Фрагмент документа
▼

Авторство Некрасова установлено М. М. Гином на основании связи рецензии с фельетоном Некрасова «Современные заметки» (С 1847, № 7, отд. IV, с. 57—70; наст. изд., т. XII), прямым продолжением которого она является (см.: НБ, 1847, № 16—17, с. 19—23).

Рецензируемая книга — литературный дебют писательницы А. Я. Марченко (1830—1880), подписывавшейся криптонимом «Т. Ч.», а также псевдонимом «А. Темризова». Ее повести «Поздно» (1848), «Тернистый путь» (1849) и др. были примечательным явлением в 1840-е гг., когда русская литература не знала еще романов И. С. Тургенева и Л. Н. Толстого. Они встретили доброжелательный прием со стороны прогрессивной критики, увидевшей в авторе сторонницу идеи эмансипации женщин. В. Г. Белинский в статье «Взгляд на русскую литературу 1847 года» писал; «Из отдельно вышедших в прошлом году книг по части изящной словесности замечательны только „Путевые заметки“ Т. Ч.». Однако, характеризуя современных русских беллетристов, «к менее замечательным произведениям» 1847 г. он относит новые повести А. Ф. Вельтмана, П. Н. Кудрявцева, рассказы П. В. Анненкова, А. Д. Галахова и А. Я. Марченко (Т. Ч.) (т. X, с, 351—352). С враждебной рецензией на «Путевые заметки» выступил «Сын отечества» (1847, № 7, отд. VI, с. 25—30); благоприятно отозвались о них «Финский вестник» (1847, № 8, отд. V, с. 50) и «Библиотека для чтения» (1847, № 11, с. 28—34). В дальнейшем А. Я. Марченко стала сотрудницей «Отечественных записок» и «Библиотеки для чтения», но в 1850—1860-е гг. ее произведения уже не привлекали к себе внимания критики (см. о ней: Некрасова В. Анастасия Яковлевна Марченко. — Киевская старина, 1889, № 11), Последующие повести Марченко: «Умная женщина» (1853), «Горы» (1856), «На почте» (1857), «Мыльные пузыри» (1858), «Разлучники» (1869) — имели известный успех у публики. Однако в «Заметках о журналах за март 1856 года», не называя А. Я. Марченко, но явно имея ее в виду, Некрасов писал: «…почти у всех наших писательниц лучшие произведения их — первые повести; остальные — вариации на одну и ту же тему» (наст. кн., с. 244).

▲

Задание 1
Пожалуйста, замените «row-label» на «row-name» в записях, начиная со строки с «row-label: Latino/Hispanic bbox=[25, 230, 114, 245]» и заканчивая строкой с «cell-agreeableness: 0,5043 bbox=[490, 164, 530, 179]», обе включительно. Приведите только эти строки, больше ничего не меняя.

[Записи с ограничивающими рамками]
▼

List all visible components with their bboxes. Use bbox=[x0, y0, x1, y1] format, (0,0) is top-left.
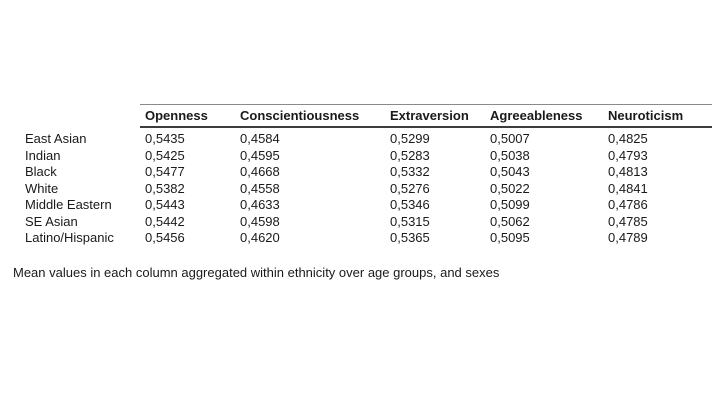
row-label: Latino/Hispanic bbox=[25, 230, 114, 245]
cell-conscientiousness: 0,4668 bbox=[240, 164, 280, 179]
table-row: White 0,5382 0,4558 0,5276 0,5022 0,4841 bbox=[25, 181, 712, 198]
column-header-extraversion: Extraversion bbox=[385, 104, 485, 128]
cell-agreeableness: 0,5007 bbox=[490, 131, 530, 146]
column-header-agreeableness: Agreeableness bbox=[485, 104, 603, 128]
cell-extraversion: 0,5276 bbox=[390, 180, 430, 196]
column-header-openness: Openness bbox=[140, 104, 235, 128]
row-label: East Asian bbox=[25, 130, 87, 146]
cell-agreeableness: 0,5062 bbox=[490, 213, 530, 229]
cell-openness: 0,5382 bbox=[145, 180, 185, 196]
cell-agreeableness: 0,5095 bbox=[490, 230, 530, 245]
row-label: Black bbox=[25, 164, 57, 179]
cell-agreeableness: 0,5022 bbox=[490, 180, 530, 196]
cell-agreeableness: 0,5043 bbox=[490, 164, 530, 179]
cell-conscientiousness: 0,4620 bbox=[240, 230, 280, 245]
cell-openness: 0,5425 bbox=[145, 147, 185, 163]
row-label: SE Asian bbox=[25, 213, 78, 229]
table-header-row: Openness Conscientiousness Extraversion … bbox=[25, 104, 712, 128]
table-row: Latino/Hispanic 0,5456 0,4620 0,5365 0,5… bbox=[25, 230, 712, 247]
cell-extraversion: 0,5365 bbox=[390, 230, 430, 245]
row-label: Indian bbox=[25, 147, 61, 163]
cell-extraversion: 0,5346 bbox=[390, 197, 430, 212]
cell-extraversion: 0,5332 bbox=[390, 164, 430, 179]
table-row: Indian 0,5425 0,4595 0,5283 0,5038 0,479… bbox=[25, 148, 712, 165]
cell-neuroticism: 0,4825 bbox=[608, 131, 648, 146]
cell-neuroticism: 0,4813 bbox=[608, 164, 648, 179]
cell-openness: 0,5456 bbox=[145, 230, 185, 245]
cell-openness: 0,5442 bbox=[145, 213, 185, 229]
row-label: Middle Eastern bbox=[25, 197, 112, 212]
table-body: East Asian 0,5435 0,4584 0,5299 0,5007 0… bbox=[25, 127, 712, 247]
cell-agreeableness: 0,5099 bbox=[490, 197, 530, 212]
column-header-conscientiousness: Conscientiousness bbox=[235, 104, 385, 128]
cell-neuroticism: 0,4793 bbox=[608, 147, 648, 163]
cell-conscientiousness: 0,4595 bbox=[240, 147, 280, 163]
cell-neuroticism: 0,4841 bbox=[608, 180, 648, 196]
cell-neuroticism: 0,4786 bbox=[608, 197, 648, 212]
cell-extraversion: 0,5299 bbox=[390, 131, 430, 146]
cell-agreeableness: 0,5038 bbox=[490, 147, 530, 163]
cell-extraversion: 0,5315 bbox=[390, 213, 430, 229]
cell-openness: 0,5435 bbox=[145, 131, 185, 146]
table-caption: Mean values in each column aggregated wi… bbox=[13, 265, 500, 280]
column-header-neuroticism: Neuroticism bbox=[603, 104, 712, 128]
table-row: SE Asian 0,5442 0,4598 0,5315 0,5062 0,4… bbox=[25, 214, 712, 231]
cell-neuroticism: 0,4789 bbox=[608, 230, 648, 245]
row-label: White bbox=[25, 180, 59, 196]
table-row: East Asian 0,5435 0,4584 0,5299 0,5007 0… bbox=[25, 127, 712, 148]
personality-means-table: Openness Conscientiousness Extraversion … bbox=[25, 104, 712, 247]
table-row: Middle Eastern 0,5443 0,4633 0,5346 0,50… bbox=[25, 197, 712, 214]
cell-conscientiousness: 0,4558 bbox=[240, 180, 280, 196]
cell-openness: 0,5443 bbox=[145, 197, 185, 212]
table-row: Black 0,5477 0,4668 0,5332 0,5043 0,4813 bbox=[25, 164, 712, 181]
cell-openness: 0,5477 bbox=[145, 164, 185, 179]
cell-neuroticism: 0,4785 bbox=[608, 213, 648, 229]
cell-conscientiousness: 0,4633 bbox=[240, 197, 280, 212]
row-label-header bbox=[25, 105, 140, 128]
cell-extraversion: 0,5283 bbox=[390, 147, 430, 163]
cell-conscientiousness: 0,4584 bbox=[240, 131, 280, 146]
cell-conscientiousness: 0,4598 bbox=[240, 213, 280, 229]
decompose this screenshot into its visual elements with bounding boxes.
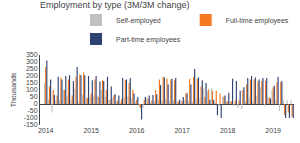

▲

Задание 2
Ответьте по фрагменту документа о писательнице А. Я. Марченко:
(a) Каким криптонимом она подписывалась?
(b) Какой журнал выступил с враждебной рецензией на «Путевые заметки»?
(c) В каком году вышла ее повесть «Горы»?

Письменный ответ 1
row-name: Latino/Hispanic bbox=[25, 230, 114, 245]
cell-conscientiousness: 0,4668 bbox=[240, 164, 280, 179]
table-row: White 0,5382 0,4558 0,5276 0,5022 0,4841 bbox=[25, 181, 712, 198]
column-header-extraversion: Extraversion bbox=[385, 104, 485, 128]
cell-agreeableness: 0,5007 bbox=[490, 131, 530, 146]
column-header-agreeableness: Agreeableness bbox=[485, 104, 603, 128]
cell-extraversion: 0,5276 bbox=[390, 180, 430, 196]
column-header-openness: Openness bbox=[140, 104, 235, 128]
row-name: East Asian bbox=[25, 130, 87, 146]
cell-agreeableness: 0,5062 bbox=[490, 213, 530, 229]
cell-openness: 0,5382 bbox=[145, 180, 185, 196]
cell-agreeableness: 0,5095 bbox=[490, 230, 530, 245]
row-name: Black bbox=[25, 164, 57, 179]
cell-agreeableness: 0,5022 bbox=[490, 180, 530, 196]
cell-agreeableness: 0,5043 bbox=[490, 164, 530, 179]

Письменный ответ 2
(a) «Т. Ч.»
(b) «Сын отечества»
(c) В 1856 году